*What you have to do*: Repeat the full listing, word for word.

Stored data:
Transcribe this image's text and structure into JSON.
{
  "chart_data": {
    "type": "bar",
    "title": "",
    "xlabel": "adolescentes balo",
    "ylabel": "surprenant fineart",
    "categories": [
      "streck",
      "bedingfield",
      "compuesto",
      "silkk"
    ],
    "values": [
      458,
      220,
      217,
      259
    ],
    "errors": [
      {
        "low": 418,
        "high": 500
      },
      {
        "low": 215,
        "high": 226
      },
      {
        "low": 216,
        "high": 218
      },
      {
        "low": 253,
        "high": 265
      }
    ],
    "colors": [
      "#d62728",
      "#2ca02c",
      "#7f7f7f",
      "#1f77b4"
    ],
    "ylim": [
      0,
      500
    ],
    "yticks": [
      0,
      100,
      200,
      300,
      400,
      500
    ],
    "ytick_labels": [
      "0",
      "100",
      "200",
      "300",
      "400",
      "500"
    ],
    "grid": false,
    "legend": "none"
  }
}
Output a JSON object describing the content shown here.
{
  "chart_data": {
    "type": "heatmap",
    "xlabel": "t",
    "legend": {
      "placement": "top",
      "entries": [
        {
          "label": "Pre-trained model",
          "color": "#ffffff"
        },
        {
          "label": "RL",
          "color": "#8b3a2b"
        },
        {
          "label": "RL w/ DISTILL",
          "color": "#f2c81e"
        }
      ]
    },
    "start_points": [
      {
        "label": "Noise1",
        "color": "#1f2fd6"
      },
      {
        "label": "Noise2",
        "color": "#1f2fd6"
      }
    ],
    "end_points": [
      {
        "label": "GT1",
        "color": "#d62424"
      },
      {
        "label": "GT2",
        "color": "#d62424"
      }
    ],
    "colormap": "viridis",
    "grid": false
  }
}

*Answer in full*:
Transcribe this image's text and structure into JSON.
{
  "chart_data": {
    "type": "bar",
    "title": "",
    "xlabel": "adolescentes balo",
    "ylabel": "surprenant fineart",
    "categories": [
      "streck",
      "bedingfield",
      "compuesto",
      "silkk"
    ],
    "values": [
      458,
      220,
      217,
      259
    ],
    "errors": [
      {
        "low": 418,
        "high": 500
      },
      {
        "low": 215,
        "high": 226
      },
      {
        "low": 216,
        "high": 218
      },
      {
        "low": 253,
        "high": 265
      }
    ],
    "colors": [
      "#d62728",
      "#2ca02c",
      "#7f7f7f",
      "#1f77b4"
    ],
    "ylim": [
      0,
      500
    ],
    "yticks": [
      0,
      100,
      200,
      300,
      400,
      500
    ],
    "ytick_labels": [
      "0",
      "100",
      "200",
      "300",
      "400",
      "500"
    ],
    "grid": false,
    "legend": "none"
  }
}
Output a JSON object describing the content shown here.
{
  "chart_data": {
    "type": "heatmap",
    "xlabel": "t",
    "legend": {
      "placement": "top",
      "entries": [
        {
          "label": "Pre-trained model",
          "color": "#ffffff"
        },
        {
          "label": "RL",
          "color": "#8b3a2b"
        },
        {
          "label": "RL w/ DISTILL",
          "color": "#f2c81e"
        }
      ]
    },
    "start_points": [
      {
        "label": "Noise1",
        "color": "#1f2fd6"
      },
      {
        "label": "Noise2",
        "color": "#1f2fd6"
      }
    ],
    "end_points": [
      {
        "label": "GT1",
        "color": "#d62424"
      },
      {
        "label": "GT2",
        "color": "#d62424"
      }
    ],
    "colormap": "viridis",
    "grid": false
  }
}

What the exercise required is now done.